> _Problem to work on_:
Filter this data down to the lines that hold "subtitle", and copy them.
**** Data extract
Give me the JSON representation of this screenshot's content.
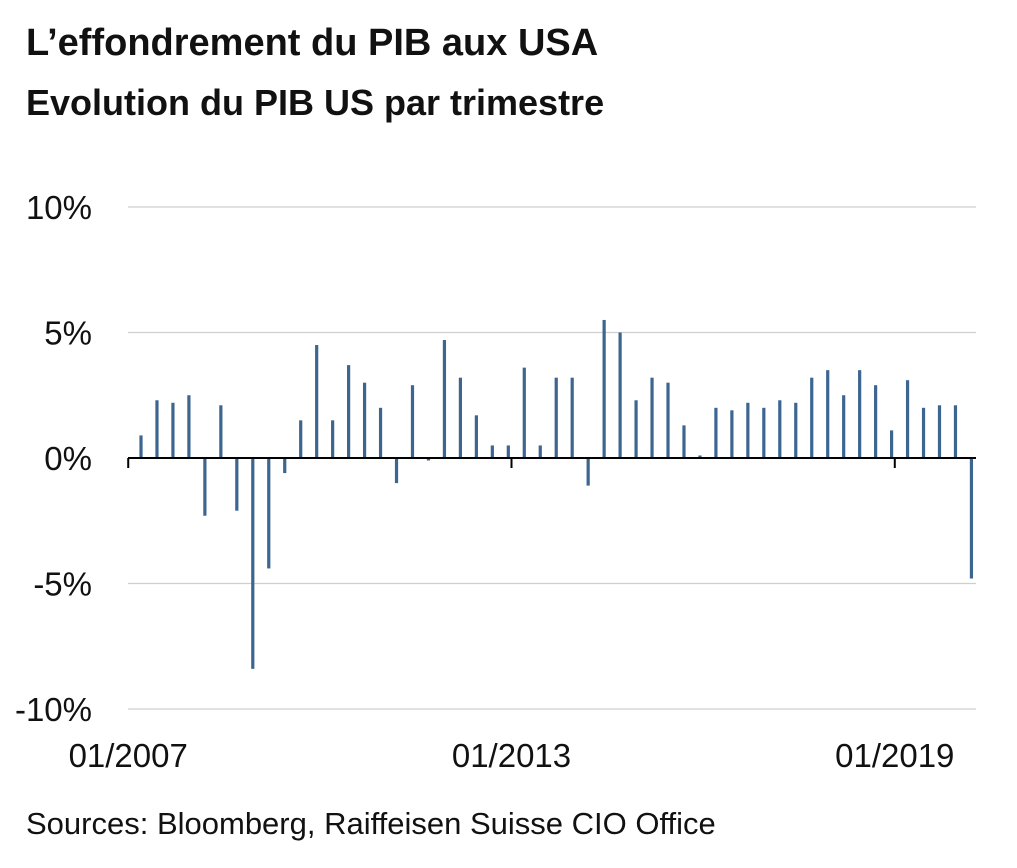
{
  "header": {
    "title": "L’effondrement du PIB aux USA",
    "subtitle": "Evolution du PIB US par trimestre"
  },
  "footer": {
    "source": "Sources: Bloomberg, Raiffeisen Suisse CIO Office"
  },
  "chart_data": {
    "type": "bar",
    "title": "L’effondrement du PIB aux USA",
    "subtitle": "Evolution du PIB US par trimestre",
    "xlabel": "",
    "ylabel": "",
    "ylim": [
      -10,
      10
    ],
    "y_ticks": [
      10,
      5,
      0,
      -5,
      -10
    ],
    "y_tick_labels": [
      "10%",
      "5%",
      "0%",
      "-5%",
      "-10%"
    ],
    "x_tick_labels": [
      {
        "label": "01/2007",
        "category": "2007Q1"
      },
      {
        "label": "01/2013",
        "category": "2013Q1"
      },
      {
        "label": "01/2019",
        "category": "2019Q1"
      }
    ],
    "grid": true,
    "bar_color": "#3c6590",
    "categories": [
      "2007Q1",
      "2007Q2",
      "2007Q3",
      "2007Q4",
      "2008Q1",
      "2008Q2",
      "2008Q3",
      "2008Q4",
      "2009Q1",
      "2009Q2",
      "2009Q3",
      "2009Q4",
      "2010Q1",
      "2010Q2",
      "2010Q3",
      "2010Q4",
      "2011Q1",
      "2011Q2",
      "2011Q3",
      "2011Q4",
      "2012Q1",
      "2012Q2",
      "2012Q3",
      "2012Q4",
      "2013Q1",
      "2013Q2",
      "2013Q3",
      "2013Q4",
      "2014Q1",
      "2014Q2",
      "2014Q3",
      "2014Q4",
      "2015Q1",
      "2015Q2",
      "2015Q3",
      "2015Q4",
      "2016Q1",
      "2016Q2",
      "2016Q3",
      "2016Q4",
      "2017Q1",
      "2017Q2",
      "2017Q3",
      "2017Q4",
      "2018Q1",
      "2018Q2",
      "2018Q3",
      "2018Q4",
      "2019Q1",
      "2019Q2",
      "2019Q3",
      "2019Q4",
      "2020Q1"
    ],
    "values": [
      0.9,
      2.3,
      2.2,
      2.5,
      -2.3,
      2.1,
      -2.1,
      -8.4,
      -4.4,
      -0.6,
      1.5,
      4.5,
      1.5,
      3.7,
      3.0,
      2.0,
      -1.0,
      2.9,
      -0.1,
      4.7,
      3.2,
      1.7,
      0.5,
      0.5,
      3.6,
      0.5,
      3.2,
      3.2,
      -1.1,
      5.5,
      5.0,
      2.3,
      3.2,
      3.0,
      1.3,
      0.1,
      2.0,
      1.9,
      2.2,
      2.0,
      2.3,
      2.2,
      3.2,
      3.5,
      2.5,
      3.5,
      2.9,
      1.1,
      3.1,
      2.0,
      2.1,
      2.1,
      -4.8
    ]
  }
}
********
> _Completed exercise_:
    "subtitle": "Evolution du PIB US par trimestre"
    "subtitle": "Evolution du PIB US par trimestre",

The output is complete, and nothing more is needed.